[BEGIN Record list]
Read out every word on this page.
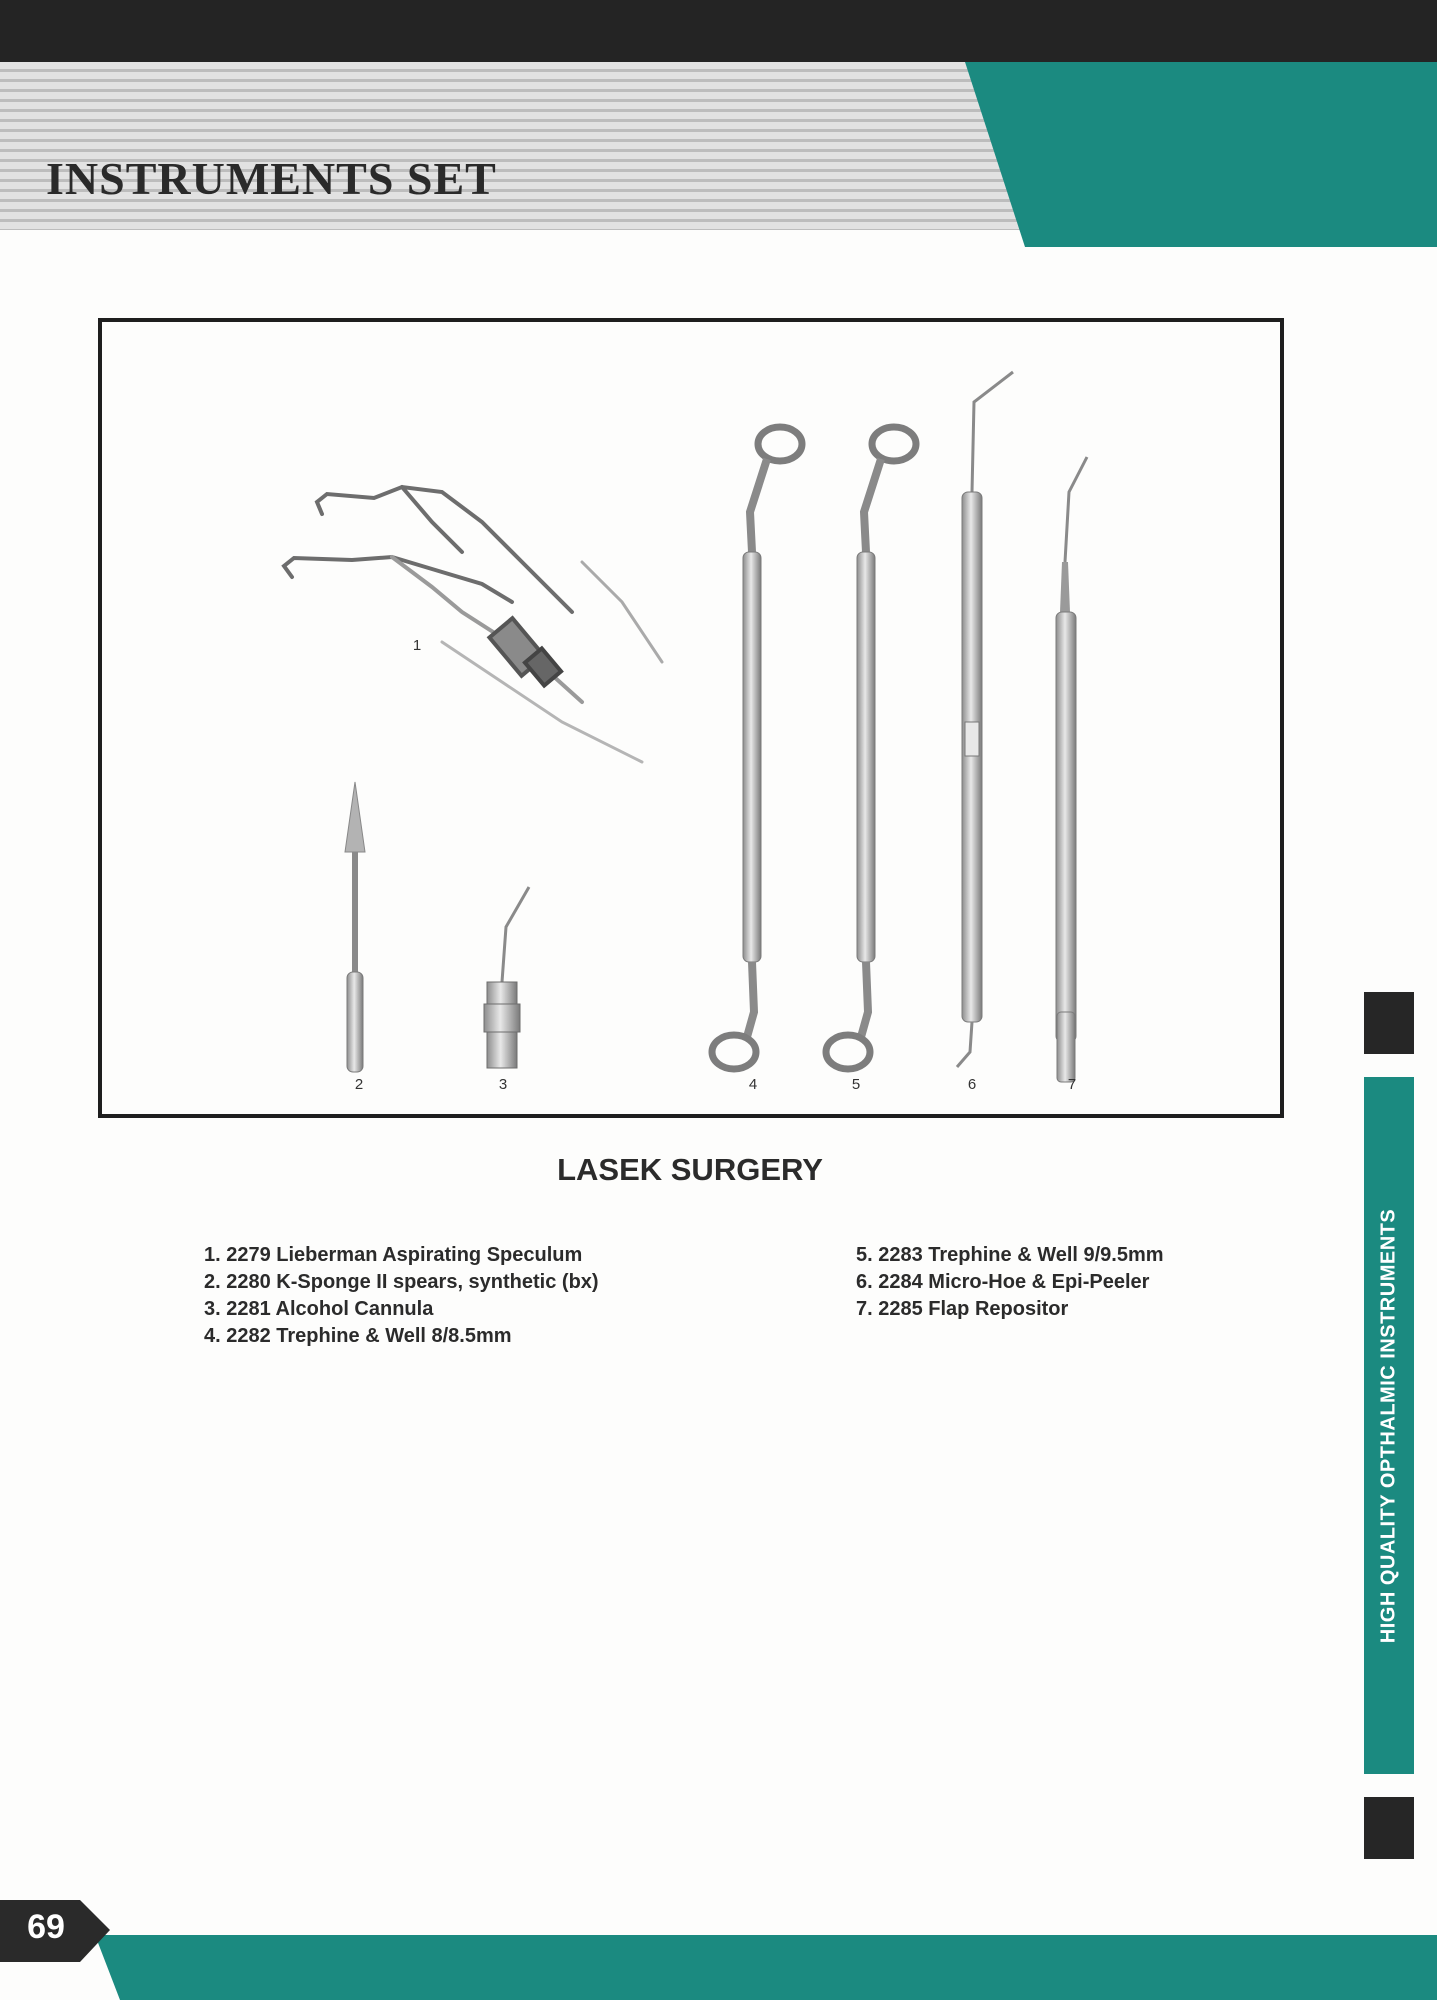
INSTRUMENTS SET
1
2	3	4	5	6	7
LASEK SURGERY
1. 2279 Lieberman Aspirating Speculum
2. 2280 K-Sponge II spears, synthetic (bx)
3. 2281 Alcohol Cannula
4. 2282 Trephine & Well 8/8.5mm
5. 2283 Trephine & Well 9/9.5mm
6. 2284 Micro-Hoe & Epi-Peeler
7. 2285 Flap Repositor	HIGH QUALITY OPTHALMIC INSTRUMENTS
69
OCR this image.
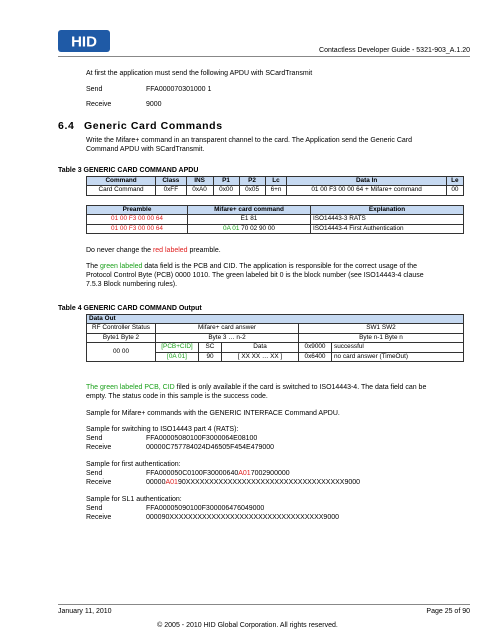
HID	Contactless Developer Guide - 5321-903_A.1.20
At first the application must send the following APDU with SCardTransmit
Send	FFA000070301000 1
Receive	9000
6.4 Generic Card Commands
Write the Mifare+ command in an transparent channel to the card. The Application send the Generic Card
Command APDU with SCardTransmit.
Table 3 GENERIC CARD COMMAND APDU
Command	Class	INS	P1	P2	Lc	Data In	Le
Card Command	0xFF	0xA0	0x00	0x05	6+n	01 00 F3 00 00 64 + Mifare+ command	00
Preamble	Mifare+ card command	Explanation
01 00 F3 00 00 64	E1 81	ISO14443-3 RATS
01 00 F3 00 00 64	0A 01 70 02 90 00	ISO14443-4 First Authentication
Do never change the red labeled preamble.
The green labeled data field is the PCB and CID. The application is responsible for the correct usage of the
Protocol Control Byte (PCB) 0000 1010. The green labeled bit 0 is the block number (see ISO14443-4 clause
7.5.3 Block numbering rules).
Table 4 GENERIC CARD COMMAND Output
Data Out					
RF Controller Status	Mifare+ card answer			SW1 SW2	
Byte1 Byte 2	Byte 3 … n-2			Byte n-1 Byte n	
00 00	[PCB+CID]	SC	Data	0x9000	successful
	[0A 01]	90	[ XX XX … XX ]	0x6400	no card answer (TimeOut)
The green labeled PCB, CID filed is only available if the card is switched to ISO14443-4. The data field can be
empty. The status code in this sample is the success code.
Sample for Mifare+ commands with the GENERIC INTERFACE Command APDU.
Sample for switching to ISO14443 part 4 (RATS):
Send	FFA00005080100F3000064E08100
Receive	00000C757784024D46505F454E479000
Sample for first authentication:
Send	FFA000050C0100F30000640A017002900000
Receive	00000A0190XXXXXXXXXXXXXXXXXXXXXXXXXXXXXXXXXX9000
Sample for SL1 authentication:
Send	FFA00005090100F300006476049000
Receive	000090XXXXXXXXXXXXXXXXXXXXXXXXXXXXXXXXX9000
January 11, 2010	Page 25 of 90
© 2005 - 2010 HID Global Corporation. All rights reserved.
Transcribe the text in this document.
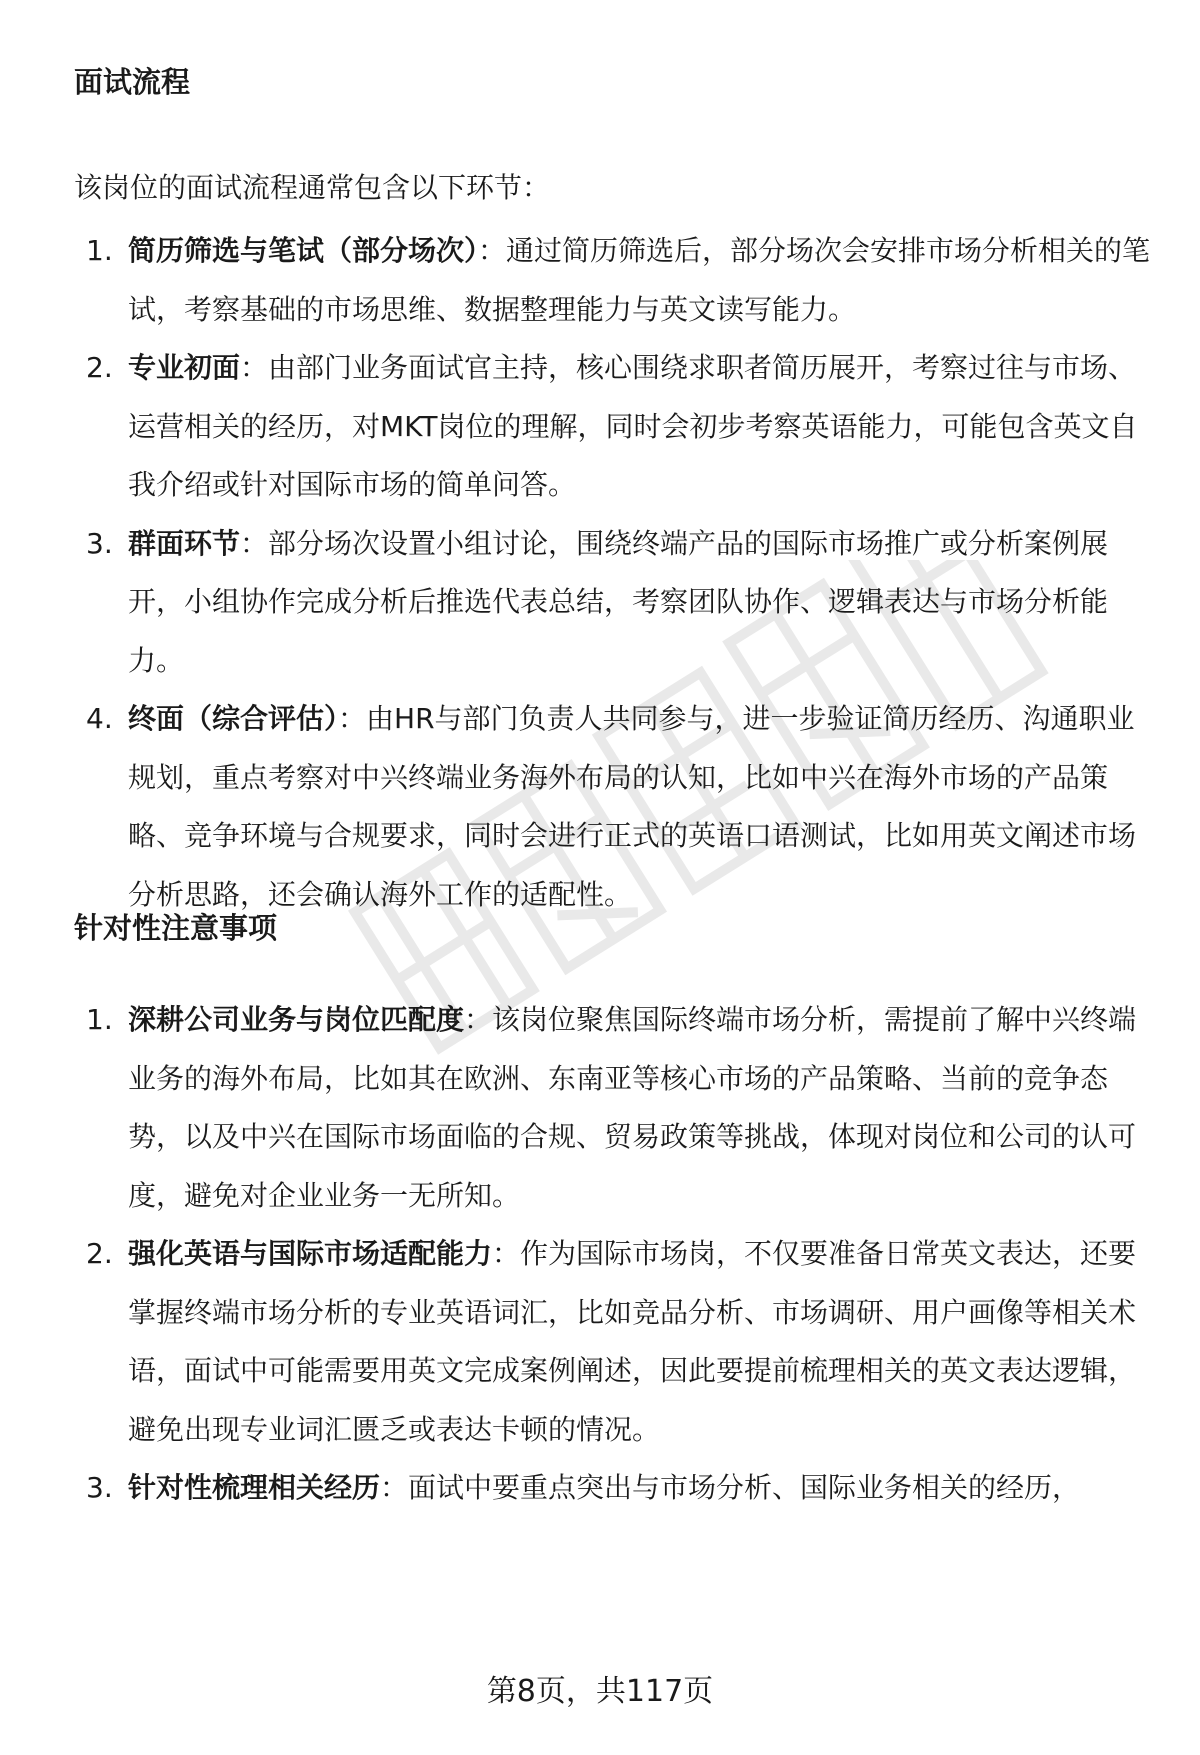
面试流程
该岗位的面试流程通常包含以下环节：
1. 简历筛选与笔试（部分场次）：通过简历筛选后，部分场次会安排市场分析相关的笔试，考察基础的市场思维、数据整理能力与英文读写能力。
2. 专业初面：由部门业务面试官主持，核心围绕求职者简历展开，考察过往与市场、运营相关的经历，对MKT岗位的理解，同时会初步考察英语能力，可能包含英文自我介绍或针对国际市场的简单问答。
3. 群面环节：部分场次设置小组讨论，围绕终端产品的国际市场推广或分析案例展开，小组协作完成分析后推选代表总结，考察团队协作、逻辑表达与市场分析能力。
4. 终面（综合评估）：由HR与部门负责人共同参与，进一步验证简历经历、沟通职业规划，重点考察对中兴终端业务海外布局的认知，比如中兴在海外市场的产品策略、竞争环境与合规要求，同时会进行正式的英语口语测试，比如用英文阐述市场分析思路，还会确认海外工作的适配性。
针对性注意事项
1. 深耕公司业务与岗位匹配度：该岗位聚焦国际终端市场分析，需提前了解中兴终端业务的海外布局，比如其在欧洲、东南亚等核心市场的产品策略、当前的竞争态势，以及中兴在国际市场面临的合规、贸易政策等挑战，体现对岗位和公司的认可度，避免对企业业务一无所知。
2. 强化英语与国际市场适配能力：作为国际市场岗，不仅要准备日常英文表达，还要掌握终端市场分析的专业英语词汇，比如竞品分析、市场调研、用户画像等相关术语，面试中可能需要用英文完成案例阐述，因此要提前梳理相关的英文表达逻辑，避免出现专业词汇匮乏或表达卡顿的情况。
3. 针对性梳理相关经历：面试中要重点突出与市场分析、国际业务相关的经历，
第8页，共117页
[END Record list]
Skipping the pictures, transcribe each line above exactly as it appears.

Written answer:
Read out every word on this page.
INSTRUMENTS SET
1
2	3	4	5	6	7
LASEK SURGERY
1. 2279 Lieberman Aspirating Speculum
2. 2280 K-Sponge II spears, synthetic (bx)
3. 2281 Alcohol Cannula
4. 2282 Trephine & Well 8/8.5mm
5. 2283 Trephine & Well 9/9.5mm
6. 2284 Micro-Hoe & Epi-Peeler
7. 2285 Flap Repositor	HIGH QUALITY OPTHALMIC INSTRUMENTS
69
OCR this image.
HID	Contactless Developer Guide - 5321-903_A.1.20
At first the application must send the following APDU with SCardTransmit
Send	FFA000070301000 1
Receive	9000
6.4 Generic Card Commands
Write the Mifare+ command in an transparent channel to the card. The Application send the Generic Card
Command APDU with SCardTransmit.
Table 3 GENERIC CARD COMMAND APDU
Command	Class	INS	P1	P2	Lc	Data In	Le
Card Command	0xFF	0xA0	0x00	0x05	6+n	01 00 F3 00 00 64 + Mifare+ command	00
Preamble	Mifare+ card command	Explanation
01 00 F3 00 00 64	E1 81	ISO14443-3 RATS
01 00 F3 00 00 64	0A 01 70 02 90 00	ISO14443-4 First Authentication
Do never change the red labeled preamble.
The green labeled data field is the PCB and CID. The application is responsible for the correct usage of the
Protocol Control Byte (PCB) 0000 1010. The green labeled bit 0 is the block number (see ISO14443-4 clause
7.5.3 Block numbering rules).
Table 4 GENERIC CARD COMMAND Output
Data Out					
RF Controller Status	Mifare+ card answer			SW1 SW2	
Byte1 Byte 2	Byte 3 … n-2			Byte n-1 Byte n	
00 00	[PCB+CID]	SC	Data	0x9000	successful
	[0A 01]	90	[ XX XX … XX ]	0x6400	no card answer (TimeOut)
The green labeled PCB, CID filed is only available if the card is switched to ISO14443-4. The data field can be
empty. The status code in this sample is the success code.
Sample for Mifare+ commands with the GENERIC INTERFACE Command APDU.
Sample for switching to ISO14443 part 4 (RATS):
Send	FFA00005080100F3000064E08100
Receive	00000C757784024D46505F454E479000
Sample for first authentication:
Send	FFA000050C0100F30000640A017002900000
Receive	00000A0190XXXXXXXXXXXXXXXXXXXXXXXXXXXXXXXXXX9000
Sample for SL1 authentication:
Send	FFA00005090100F300006476049000
Receive	000090XXXXXXXXXXXXXXXXXXXXXXXXXXXXXXXXX9000
January 11, 2010	Page 25 of 90
© 2005 - 2010 HID Global Corporation. All rights reserved.
Transcribe the text in this document.
面试流程
该岗位的面试流程通常包含以下环节：
1. 简历筛选与笔试（部分场次）：通过简历筛选后，部分场次会安排市场分析相关的笔试，考察基础的市场思维、数据整理能力与英文读写能力。
2. 专业初面：由部门业务面试官主持，核心围绕求职者简历展开，考察过往与市场、运营相关的经历，对MKT岗位的理解，同时会初步考察英语能力，可能包含英文自我介绍或针对国际市场的简单问答。
3. 群面环节：部分场次设置小组讨论，围绕终端产品的国际市场推广或分析案例展开，小组协作完成分析后推选代表总结，考察团队协作、逻辑表达与市场分析能力。
4. 终面（综合评估）：由HR与部门负责人共同参与，进一步验证简历经历、沟通职业规划，重点考察对中兴终端业务海外布局的认知，比如中兴在海外市场的产品策略、竞争环境与合规要求，同时会进行正式的英语口语测试，比如用英文阐述市场分析思路，还会确认海外工作的适配性。
针对性注意事项
1. 深耕公司业务与岗位匹配度：该岗位聚焦国际终端市场分析，需提前了解中兴终端业务的海外布局，比如其在欧洲、东南亚等核心市场的产品策略、当前的竞争态势，以及中兴在国际市场面临的合规、贸易政策等挑战，体现对岗位和公司的认可度，避免对企业业务一无所知。
2. 强化英语与国际市场适配能力：作为国际市场岗，不仅要准备日常英文表达，还要掌握终端市场分析的专业英语词汇，比如竞品分析、市场调研、用户画像等相关术语，面试中可能需要用英文完成案例阐述，因此要提前梳理相关的英文表达逻辑，避免出现专业词汇匮乏或表达卡顿的情况。
3. 针对性梳理相关经历：面试中要重点突出与市场分析、国际业务相关的经历，
第8页，共117页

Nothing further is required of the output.